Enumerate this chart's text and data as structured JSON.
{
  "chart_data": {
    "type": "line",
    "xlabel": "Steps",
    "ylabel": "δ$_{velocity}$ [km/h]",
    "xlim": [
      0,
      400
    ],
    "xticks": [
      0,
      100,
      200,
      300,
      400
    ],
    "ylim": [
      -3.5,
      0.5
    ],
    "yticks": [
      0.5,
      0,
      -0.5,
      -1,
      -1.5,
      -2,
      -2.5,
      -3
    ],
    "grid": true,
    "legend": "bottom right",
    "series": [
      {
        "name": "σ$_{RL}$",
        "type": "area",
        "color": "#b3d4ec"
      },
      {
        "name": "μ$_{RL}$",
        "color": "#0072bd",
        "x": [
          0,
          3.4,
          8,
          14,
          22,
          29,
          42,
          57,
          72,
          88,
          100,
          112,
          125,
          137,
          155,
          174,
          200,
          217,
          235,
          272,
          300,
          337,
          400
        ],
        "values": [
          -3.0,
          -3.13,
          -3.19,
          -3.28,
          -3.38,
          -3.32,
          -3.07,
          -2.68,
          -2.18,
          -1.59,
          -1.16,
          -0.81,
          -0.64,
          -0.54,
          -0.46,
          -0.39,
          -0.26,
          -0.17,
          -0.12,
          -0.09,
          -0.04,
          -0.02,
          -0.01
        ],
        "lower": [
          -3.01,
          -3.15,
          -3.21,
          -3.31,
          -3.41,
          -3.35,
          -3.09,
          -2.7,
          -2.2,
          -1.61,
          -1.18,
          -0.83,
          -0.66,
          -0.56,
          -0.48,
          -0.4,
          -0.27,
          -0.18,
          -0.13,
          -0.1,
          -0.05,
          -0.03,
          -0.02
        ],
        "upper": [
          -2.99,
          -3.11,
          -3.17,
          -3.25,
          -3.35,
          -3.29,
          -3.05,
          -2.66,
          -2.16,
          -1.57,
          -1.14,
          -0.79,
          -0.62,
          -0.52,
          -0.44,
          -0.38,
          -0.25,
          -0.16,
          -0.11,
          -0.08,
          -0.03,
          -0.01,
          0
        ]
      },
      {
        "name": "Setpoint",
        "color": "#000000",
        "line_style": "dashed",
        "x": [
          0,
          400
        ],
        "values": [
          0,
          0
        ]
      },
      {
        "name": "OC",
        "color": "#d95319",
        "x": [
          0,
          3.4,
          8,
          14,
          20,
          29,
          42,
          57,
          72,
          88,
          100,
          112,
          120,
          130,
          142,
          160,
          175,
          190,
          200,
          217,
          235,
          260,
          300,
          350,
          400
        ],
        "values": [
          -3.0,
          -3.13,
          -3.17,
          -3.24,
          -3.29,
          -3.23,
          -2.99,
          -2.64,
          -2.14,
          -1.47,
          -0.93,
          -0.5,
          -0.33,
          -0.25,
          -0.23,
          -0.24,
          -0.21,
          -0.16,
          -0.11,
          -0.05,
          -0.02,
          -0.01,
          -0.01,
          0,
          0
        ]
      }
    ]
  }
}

## Problem to work on
Please reproduce every line of the material word for word.

## Exercise result
Enumerate this chart's text and data as structured JSON.
{
  "chart_data": {
    "type": "line",
    "xlabel": "Steps",
    "ylabel": "δ$_{velocity}$ [km/h]",
    "xlim": [
      0,
      400
    ],
    "xticks": [
      0,
      100,
      200,
      300,
      400
    ],
    "ylim": [
      -3.5,
      0.5
    ],
    "yticks": [
      0.5,
      0,
      -0.5,
      -1,
      -1.5,
      -2,
      -2.5,
      -3
    ],
    "grid": true,
    "legend": "bottom right",
    "series": [
      {
        "name": "σ$_{RL}$",
        "type": "area",
        "color": "#b3d4ec"
      },
      {
        "name": "μ$_{RL}$",
        "color": "#0072bd",
        "x": [
          0,
          3.4,
          8,
          14,
          22,
          29,
          42,
          57,
          72,
          88,
          100,
          112,
          125,
          137,
          155,
          174,
          200,
          217,
          235,
          272,
          300,
          337,
          400
        ],
        "values": [
          -3.0,
          -3.13,
          -3.19,
          -3.28,
          -3.38,
          -3.32,
          -3.07,
          -2.68,
          -2.18,
          -1.59,
          -1.16,
          -0.81,
          -0.64,
          -0.54,
          -0.46,
          -0.39,
          -0.26,
          -0.17,
          -0.12,
          -0.09,
          -0.04,
          -0.02,
          -0.01
        ],
        "lower": [
          -3.01,
          -3.15,
          -3.21,
          -3.31,
          -3.41,
          -3.35,
          -3.09,
          -2.7,
          -2.2,
          -1.61,
          -1.18,
          -0.83,
          -0.66,
          -0.56,
          -0.48,
          -0.4,
          -0.27,
          -0.18,
          -0.13,
          -0.1,
          -0.05,
          -0.03,
          -0.02
        ],
        "upper": [
          -2.99,
          -3.11,
          -3.17,
          -3.25,
          -3.35,
          -3.29,
          -3.05,
          -2.66,
          -2.16,
          -1.57,
          -1.14,
          -0.79,
          -0.62,
          -0.52,
          -0.44,
          -0.38,
          -0.25,
          -0.16,
          -0.11,
          -0.08,
          -0.03,
          -0.01,
          0
        ]
      },
      {
        "name": "Setpoint",
        "color": "#000000",
        "line_style": "dashed",
        "x": [
          0,
          400
        ],
        "values": [
          0,
          0
        ]
      },
      {
        "name": "OC",
        "color": "#d95319",
        "x": [
          0,
          3.4,
          8,
          14,
          20,
          29,
          42,
          57,
          72,
          88,
          100,
          112,
          120,
          130,
          142,
          160,
          175,
          190,
          200,
          217,
          235,
          260,
          300,
          350,
          400
        ],
        "values": [
          -3.0,
          -3.13,
          -3.17,
          -3.24,
          -3.29,
          -3.23,
          -2.99,
          -2.64,
          -2.14,
          -1.47,
          -0.93,
          -0.5,
          -0.33,
          -0.25,
          -0.23,
          -0.24,
          -0.21,
          -0.16,
          -0.11,
          -0.05,
          -0.02,
          -0.01,
          -0.01,
          0,
          0
        ]
      }
    ]
  }
}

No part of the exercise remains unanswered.